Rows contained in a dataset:
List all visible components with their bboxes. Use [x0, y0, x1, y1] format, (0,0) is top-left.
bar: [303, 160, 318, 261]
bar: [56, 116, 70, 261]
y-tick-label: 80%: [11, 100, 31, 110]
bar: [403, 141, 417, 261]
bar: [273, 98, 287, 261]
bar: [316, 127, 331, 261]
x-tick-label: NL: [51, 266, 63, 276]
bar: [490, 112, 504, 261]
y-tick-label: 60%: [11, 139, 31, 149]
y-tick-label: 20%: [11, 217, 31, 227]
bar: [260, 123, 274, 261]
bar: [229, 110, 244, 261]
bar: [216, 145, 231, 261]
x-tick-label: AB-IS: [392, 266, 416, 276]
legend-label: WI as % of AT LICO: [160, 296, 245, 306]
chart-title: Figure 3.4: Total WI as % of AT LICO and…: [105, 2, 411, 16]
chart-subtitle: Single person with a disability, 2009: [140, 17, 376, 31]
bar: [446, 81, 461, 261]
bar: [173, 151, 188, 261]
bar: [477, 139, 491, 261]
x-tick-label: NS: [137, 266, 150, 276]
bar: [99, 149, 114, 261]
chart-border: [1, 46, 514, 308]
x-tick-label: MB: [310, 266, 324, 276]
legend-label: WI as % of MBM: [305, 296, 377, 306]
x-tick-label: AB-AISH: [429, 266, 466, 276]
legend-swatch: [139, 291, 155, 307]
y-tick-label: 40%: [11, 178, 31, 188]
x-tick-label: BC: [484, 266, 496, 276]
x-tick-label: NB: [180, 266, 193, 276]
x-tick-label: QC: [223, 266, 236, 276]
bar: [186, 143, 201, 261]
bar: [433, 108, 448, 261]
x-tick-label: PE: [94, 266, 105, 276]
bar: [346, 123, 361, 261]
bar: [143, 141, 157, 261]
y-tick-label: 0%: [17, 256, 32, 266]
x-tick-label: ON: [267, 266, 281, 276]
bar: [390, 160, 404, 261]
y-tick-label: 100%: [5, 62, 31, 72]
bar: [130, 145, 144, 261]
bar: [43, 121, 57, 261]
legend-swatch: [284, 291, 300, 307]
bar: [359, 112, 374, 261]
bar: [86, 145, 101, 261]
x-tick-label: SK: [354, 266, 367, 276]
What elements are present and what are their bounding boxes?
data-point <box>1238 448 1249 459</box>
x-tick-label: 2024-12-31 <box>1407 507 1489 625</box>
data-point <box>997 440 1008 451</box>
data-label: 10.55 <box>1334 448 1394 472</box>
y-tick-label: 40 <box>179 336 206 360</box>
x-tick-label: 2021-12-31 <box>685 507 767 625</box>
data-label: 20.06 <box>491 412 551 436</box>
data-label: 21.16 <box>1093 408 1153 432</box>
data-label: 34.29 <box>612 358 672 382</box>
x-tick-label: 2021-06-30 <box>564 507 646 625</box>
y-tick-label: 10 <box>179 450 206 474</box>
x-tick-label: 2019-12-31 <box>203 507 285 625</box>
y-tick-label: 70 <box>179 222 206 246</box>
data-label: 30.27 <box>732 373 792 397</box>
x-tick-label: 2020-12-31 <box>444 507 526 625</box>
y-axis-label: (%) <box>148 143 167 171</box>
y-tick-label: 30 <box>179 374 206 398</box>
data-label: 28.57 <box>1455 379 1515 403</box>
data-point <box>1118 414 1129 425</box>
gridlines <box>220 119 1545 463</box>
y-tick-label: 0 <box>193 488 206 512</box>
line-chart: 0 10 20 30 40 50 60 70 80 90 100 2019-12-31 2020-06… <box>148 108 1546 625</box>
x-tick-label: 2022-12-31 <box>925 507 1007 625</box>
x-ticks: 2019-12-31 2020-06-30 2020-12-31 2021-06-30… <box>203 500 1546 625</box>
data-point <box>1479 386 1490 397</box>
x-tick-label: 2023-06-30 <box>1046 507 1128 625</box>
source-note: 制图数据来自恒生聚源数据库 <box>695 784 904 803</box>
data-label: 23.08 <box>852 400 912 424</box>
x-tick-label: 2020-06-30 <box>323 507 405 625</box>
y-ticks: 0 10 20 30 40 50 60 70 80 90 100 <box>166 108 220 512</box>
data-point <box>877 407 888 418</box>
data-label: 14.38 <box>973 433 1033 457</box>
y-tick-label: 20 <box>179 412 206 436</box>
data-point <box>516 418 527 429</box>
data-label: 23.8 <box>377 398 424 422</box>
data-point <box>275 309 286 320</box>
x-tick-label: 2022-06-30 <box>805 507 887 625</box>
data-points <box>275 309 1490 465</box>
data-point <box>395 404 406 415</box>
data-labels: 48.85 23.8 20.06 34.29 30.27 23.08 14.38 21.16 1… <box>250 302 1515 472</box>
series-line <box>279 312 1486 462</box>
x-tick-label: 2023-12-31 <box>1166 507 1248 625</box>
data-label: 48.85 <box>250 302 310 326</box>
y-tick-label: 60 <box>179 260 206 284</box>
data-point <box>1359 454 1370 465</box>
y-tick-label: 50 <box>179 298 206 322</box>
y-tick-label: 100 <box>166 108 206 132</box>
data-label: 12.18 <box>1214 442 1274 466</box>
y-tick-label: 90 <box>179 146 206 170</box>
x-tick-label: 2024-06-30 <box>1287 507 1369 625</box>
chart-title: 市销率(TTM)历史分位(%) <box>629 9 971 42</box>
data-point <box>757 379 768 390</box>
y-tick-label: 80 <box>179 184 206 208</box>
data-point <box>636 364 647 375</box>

What is required:
Rewrite the rows starting at the first one and ending at the one containing "legend-label: WI as % of MBM: [305, 296, 377, 306]", both included, switching every "bar" to "column" and leaving everything else unchanged.

Result of the task:
List all visible components with their bboxes. Use [x0, y0, x1, y1] format, (0,0) is top-left.
column: [303, 160, 318, 261]
column: [56, 116, 70, 261]
y-tick-label: 80%: [11, 100, 31, 110]
column: [403, 141, 417, 261]
column: [273, 98, 287, 261]
column: [316, 127, 331, 261]
x-tick-label: NL: [51, 266, 63, 276]
column: [490, 112, 504, 261]
y-tick-label: 60%: [11, 139, 31, 149]
y-tick-label: 20%: [11, 217, 31, 227]
column: [260, 123, 274, 261]
column: [229, 110, 244, 261]
column: [216, 145, 231, 261]
x-tick-label: AB-IS: [392, 266, 416, 276]
legend-label: WI as % of AT LICO: [160, 296, 245, 306]
chart-title: Figure 3.4: Total WI as % of AT LICO and…: [105, 2, 411, 16]
chart-subtitle: Single person with a disability, 2009: [140, 17, 376, 31]
column: [446, 81, 461, 261]
column: [173, 151, 188, 261]
column: [477, 139, 491, 261]
x-tick-label: NS: [137, 266, 150, 276]
column: [99, 149, 114, 261]
chart-border: [1, 46, 514, 308]
x-tick-label: MB: [310, 266, 324, 276]
legend-label: WI as % of MBM: [305, 296, 377, 306]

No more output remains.